Part of a data file:
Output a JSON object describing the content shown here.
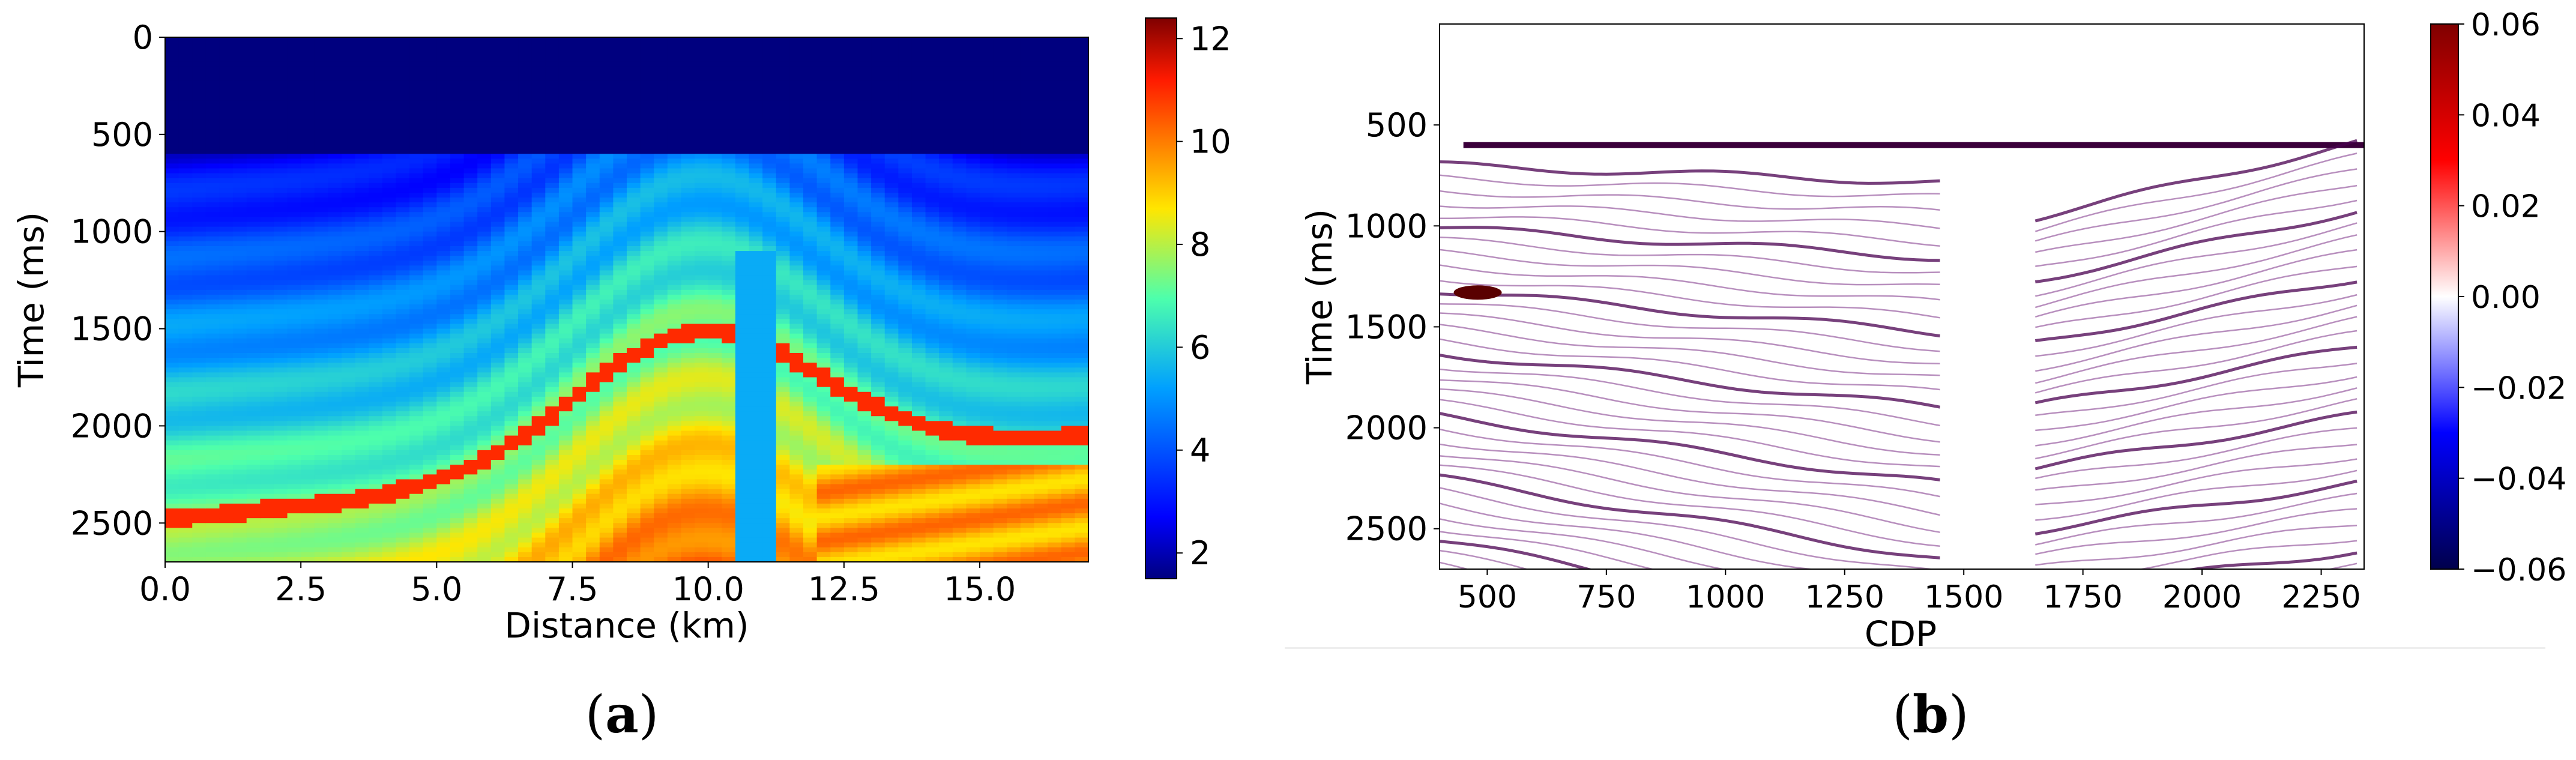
{
  "captions": {
    "a": "a",
    "b": "b"
  },
  "chart_data": [
    {
      "type": "heatmap",
      "title": "",
      "xlabel": "Distance (km)",
      "ylabel": "Time (ms)",
      "x_ticks": [
        "0.0",
        "2.5",
        "5.0",
        "7.5",
        "10.0",
        "12.5",
        "15.0"
      ],
      "x_tick_values": [
        0,
        2.5,
        5,
        7.5,
        10,
        12.5,
        15
      ],
      "y_ticks": [
        "0",
        "500",
        "1000",
        "1500",
        "2000",
        "2500"
      ],
      "y_tick_values": [
        0,
        500,
        1000,
        1500,
        2000,
        2500
      ],
      "xlim": [
        0,
        17
      ],
      "ylim": [
        2700,
        0
      ],
      "colormap": "jet",
      "colorbar": {
        "range": [
          1.5,
          12.4
        ],
        "ticks": [
          "2",
          "4",
          "6",
          "8",
          "10",
          "12"
        ],
        "tick_values": [
          2,
          4,
          6,
          8,
          10,
          12
        ]
      },
      "structure": {
        "water_bottom_ms": 600,
        "water_value": 1.5,
        "dome_center_km": 9.8,
        "salt_flank_km": 10.5,
        "basal_layer_ms_at_0km": 2480,
        "basal_layer_value": 11
      }
    },
    {
      "type": "heatmap",
      "title": "",
      "xlabel": "CDP",
      "ylabel": "Time (ms)",
      "x_ticks": [
        "500",
        "750",
        "1000",
        "1250",
        "1500",
        "1750",
        "2000",
        "2250"
      ],
      "x_tick_values": [
        500,
        750,
        1000,
        1250,
        1500,
        1750,
        2000,
        2250
      ],
      "y_ticks": [
        "500",
        "1000",
        "1500",
        "2000",
        "2500"
      ],
      "y_tick_values": [
        500,
        1000,
        1500,
        2000,
        2500
      ],
      "xlim": [
        400,
        2340
      ],
      "ylim": [
        2700,
        0
      ],
      "colormap": "seismic",
      "colorbar": {
        "range": [
          -0.06,
          0.06
        ],
        "ticks": [
          "0.06",
          "0.04",
          "0.02",
          "0.00",
          "−0.02",
          "−0.04",
          "−0.06"
        ],
        "tick_values": [
          0.06,
          0.04,
          0.02,
          0.0,
          -0.02,
          -0.04,
          -0.06
        ]
      },
      "structure": {
        "water_bottom_ms": 600,
        "notable_reflector_ms_at_left": 1330
      }
    }
  ]
}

WORK REQUIRED: Every line above should be returned word for word, with the pictures left behind.

COMPLETED TASK:
Output a JSON object describing the content shown here.
{
  "captions": {
    "a": "a",
    "b": "b"
  },
  "chart_data": [
    {
      "type": "heatmap",
      "title": "",
      "xlabel": "Distance (km)",
      "ylabel": "Time (ms)",
      "x_ticks": [
        "0.0",
        "2.5",
        "5.0",
        "7.5",
        "10.0",
        "12.5",
        "15.0"
      ],
      "x_tick_values": [
        0,
        2.5,
        5,
        7.5,
        10,
        12.5,
        15
      ],
      "y_ticks": [
        "0",
        "500",
        "1000",
        "1500",
        "2000",
        "2500"
      ],
      "y_tick_values": [
        0,
        500,
        1000,
        1500,
        2000,
        2500
      ],
      "xlim": [
        0,
        17
      ],
      "ylim": [
        2700,
        0
      ],
      "colormap": "jet",
      "colorbar": {
        "range": [
          1.5,
          12.4
        ],
        "ticks": [
          "2",
          "4",
          "6",
          "8",
          "10",
          "12"
        ],
        "tick_values": [
          2,
          4,
          6,
          8,
          10,
          12
        ]
      },
      "structure": {
        "water_bottom_ms": 600,
        "water_value": 1.5,
        "dome_center_km": 9.8,
        "salt_flank_km": 10.5,
        "basal_layer_ms_at_0km": 2480,
        "basal_layer_value": 11
      }
    },
    {
      "type": "heatmap",
      "title": "",
      "xlabel": "CDP",
      "ylabel": "Time (ms)",
      "x_ticks": [
        "500",
        "750",
        "1000",
        "1250",
        "1500",
        "1750",
        "2000",
        "2250"
      ],
      "x_tick_values": [
        500,
        750,
        1000,
        1250,
        1500,
        1750,
        2000,
        2250
      ],
      "y_ticks": [
        "500",
        "1000",
        "1500",
        "2000",
        "2500"
      ],
      "y_tick_values": [
        500,
        1000,
        1500,
        2000,
        2500
      ],
      "xlim": [
        400,
        2340
      ],
      "ylim": [
        2700,
        0
      ],
      "colormap": "seismic",
      "colorbar": {
        "range": [
          -0.06,
          0.06
        ],
        "ticks": [
          "0.06",
          "0.04",
          "0.02",
          "0.00",
          "−0.02",
          "−0.04",
          "−0.06"
        ],
        "tick_values": [
          0.06,
          0.04,
          0.02,
          0.0,
          -0.02,
          -0.04,
          -0.06
        ]
      },
      "structure": {
        "water_bottom_ms": 600,
        "notable_reflector_ms_at_left": 1330
      }
    }
  ]
}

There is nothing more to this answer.